** START OF Records provided **

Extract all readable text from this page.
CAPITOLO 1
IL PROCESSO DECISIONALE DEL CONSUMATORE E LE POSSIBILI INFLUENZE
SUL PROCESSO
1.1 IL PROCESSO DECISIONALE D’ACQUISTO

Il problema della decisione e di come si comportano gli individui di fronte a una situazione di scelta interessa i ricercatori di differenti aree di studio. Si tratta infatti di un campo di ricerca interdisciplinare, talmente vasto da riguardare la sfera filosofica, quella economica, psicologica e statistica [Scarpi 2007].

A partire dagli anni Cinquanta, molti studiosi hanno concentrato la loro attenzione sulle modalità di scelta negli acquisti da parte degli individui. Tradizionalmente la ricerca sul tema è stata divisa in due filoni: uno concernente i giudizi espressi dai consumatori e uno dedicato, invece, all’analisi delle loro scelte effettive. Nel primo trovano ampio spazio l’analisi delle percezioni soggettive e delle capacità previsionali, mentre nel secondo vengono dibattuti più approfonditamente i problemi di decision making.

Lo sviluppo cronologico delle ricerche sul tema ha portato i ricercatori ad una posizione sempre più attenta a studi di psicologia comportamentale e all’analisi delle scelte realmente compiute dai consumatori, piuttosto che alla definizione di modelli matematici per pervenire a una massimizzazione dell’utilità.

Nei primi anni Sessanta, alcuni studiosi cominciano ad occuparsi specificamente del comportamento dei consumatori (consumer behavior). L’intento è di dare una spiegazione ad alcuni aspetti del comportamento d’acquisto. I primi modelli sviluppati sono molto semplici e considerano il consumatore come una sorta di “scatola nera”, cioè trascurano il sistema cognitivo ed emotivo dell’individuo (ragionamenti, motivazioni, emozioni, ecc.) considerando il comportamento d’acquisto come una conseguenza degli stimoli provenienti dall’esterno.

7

** END OF Records provided **

### Exercise goal
Print the listing above in full, exactly as it is.

### Solution below
Extract all readable text from this page.
CAPITOLO 1
IL PROCESSO DECISIONALE DEL CONSUMATORE E LE POSSIBILI INFLUENZE
SUL PROCESSO
1.1 IL PROCESSO DECISIONALE D’ACQUISTO

Il problema della decisione e di come si comportano gli individui di fronte a una situazione di scelta interessa i ricercatori di differenti aree di studio. Si tratta infatti di un campo di ricerca interdisciplinare, talmente vasto da riguardare la sfera filosofica, quella economica, psicologica e statistica [Scarpi 2007].

A partire dagli anni Cinquanta, molti studiosi hanno concentrato la loro attenzione sulle modalità di scelta negli acquisti da parte degli individui. Tradizionalmente la ricerca sul tema è stata divisa in due filoni: uno concernente i giudizi espressi dai consumatori e uno dedicato, invece, all’analisi delle loro scelte effettive. Nel primo trovano ampio spazio l’analisi delle percezioni soggettive e delle capacità previsionali, mentre nel secondo vengono dibattuti più approfonditamente i problemi di decision making.

Lo sviluppo cronologico delle ricerche sul tema ha portato i ricercatori ad una posizione sempre più attenta a studi di psicologia comportamentale e all’analisi delle scelte realmente compiute dai consumatori, piuttosto che alla definizione di modelli matematici per pervenire a una massimizzazione dell’utilità.

Nei primi anni Sessanta, alcuni studiosi cominciano ad occuparsi specificamente del comportamento dei consumatori (consumer behavior). L’intento è di dare una spiegazione ad alcuni aspetti del comportamento d’acquisto. I primi modelli sviluppati sono molto semplici e considerano il consumatore come una sorta di “scatola nera”, cioè trascurano il sistema cognitivo ed emotivo dell’individuo (ragionamenti, motivazioni, emozioni, ecc.) considerando il comportamento d’acquisto come una conseguenza degli stimoli provenienti dall’esterno.

7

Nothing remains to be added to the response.